→ **Stated goal**: Give the records back in full, exactly as they read.

** BEGIN Supplied information **

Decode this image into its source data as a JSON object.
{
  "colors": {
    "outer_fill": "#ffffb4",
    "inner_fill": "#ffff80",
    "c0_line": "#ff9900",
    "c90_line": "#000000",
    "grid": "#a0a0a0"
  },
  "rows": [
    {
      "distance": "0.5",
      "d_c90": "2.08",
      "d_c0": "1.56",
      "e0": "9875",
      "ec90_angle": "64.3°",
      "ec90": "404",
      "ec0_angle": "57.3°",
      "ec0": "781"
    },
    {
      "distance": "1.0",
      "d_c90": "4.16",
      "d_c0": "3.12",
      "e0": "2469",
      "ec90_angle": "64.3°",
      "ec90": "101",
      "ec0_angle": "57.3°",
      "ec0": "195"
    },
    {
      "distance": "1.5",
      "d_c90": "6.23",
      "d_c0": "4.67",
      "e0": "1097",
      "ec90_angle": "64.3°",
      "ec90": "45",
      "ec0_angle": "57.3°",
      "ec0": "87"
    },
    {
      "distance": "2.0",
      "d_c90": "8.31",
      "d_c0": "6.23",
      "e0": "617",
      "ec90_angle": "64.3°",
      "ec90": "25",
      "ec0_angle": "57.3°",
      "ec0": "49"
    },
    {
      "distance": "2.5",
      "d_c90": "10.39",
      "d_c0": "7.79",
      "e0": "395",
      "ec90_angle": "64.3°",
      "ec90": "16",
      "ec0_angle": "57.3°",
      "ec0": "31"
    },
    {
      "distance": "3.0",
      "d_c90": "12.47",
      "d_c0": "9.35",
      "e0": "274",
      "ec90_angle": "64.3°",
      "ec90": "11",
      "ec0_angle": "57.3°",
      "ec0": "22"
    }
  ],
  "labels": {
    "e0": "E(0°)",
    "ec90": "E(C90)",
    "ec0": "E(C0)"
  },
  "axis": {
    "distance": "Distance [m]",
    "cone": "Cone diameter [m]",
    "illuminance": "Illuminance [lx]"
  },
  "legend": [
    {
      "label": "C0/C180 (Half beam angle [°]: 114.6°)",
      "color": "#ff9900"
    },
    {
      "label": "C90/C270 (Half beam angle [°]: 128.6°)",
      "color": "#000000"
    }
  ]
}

** END Supplied information **

→ **Expected output**:
Decode this image into its source data as a JSON object.
{
  "colors": {
    "outer_fill": "#ffffb4",
    "inner_fill": "#ffff80",
    "c0_line": "#ff9900",
    "c90_line": "#000000",
    "grid": "#a0a0a0"
  },
  "rows": [
    {
      "distance": "0.5",
      "d_c90": "2.08",
      "d_c0": "1.56",
      "e0": "9875",
      "ec90_angle": "64.3°",
      "ec90": "404",
      "ec0_angle": "57.3°",
      "ec0": "781"
    },
    {
      "distance": "1.0",
      "d_c90": "4.16",
      "d_c0": "3.12",
      "e0": "2469",
      "ec90_angle": "64.3°",
      "ec90": "101",
      "ec0_angle": "57.3°",
      "ec0": "195"
    },
    {
      "distance": "1.5",
      "d_c90": "6.23",
      "d_c0": "4.67",
      "e0": "1097",
      "ec90_angle": "64.3°",
      "ec90": "45",
      "ec0_angle": "57.3°",
      "ec0": "87"
    },
    {
      "distance": "2.0",
      "d_c90": "8.31",
      "d_c0": "6.23",
      "e0": "617",
      "ec90_angle": "64.3°",
      "ec90": "25",
      "ec0_angle": "57.3°",
      "ec0": "49"
    },
    {
      "distance": "2.5",
      "d_c90": "10.39",
      "d_c0": "7.79",
      "e0": "395",
      "ec90_angle": "64.3°",
      "ec90": "16",
      "ec0_angle": "57.3°",
      "ec0": "31"
    },
    {
      "distance": "3.0",
      "d_c90": "12.47",
      "d_c0": "9.35",
      "e0": "274",
      "ec90_angle": "64.3°",
      "ec90": "11",
      "ec0_angle": "57.3°",
      "ec0": "22"
    }
  ],
  "labels": {
    "e0": "E(0°)",
    "ec90": "E(C90)",
    "ec0": "E(C0)"
  },
  "axis": {
    "distance": "Distance [m]",
    "cone": "Cone diameter [m]",
    "illuminance": "Illuminance [lx]"
  },
  "legend": [
    {
      "label": "C0/C180 (Half beam angle [°]: 114.6°)",
      "color": "#ff9900"
    },
    {
      "label": "C90/C270 (Half beam angle [°]: 128.6°)",
      "color": "#000000"
    }
  ]
}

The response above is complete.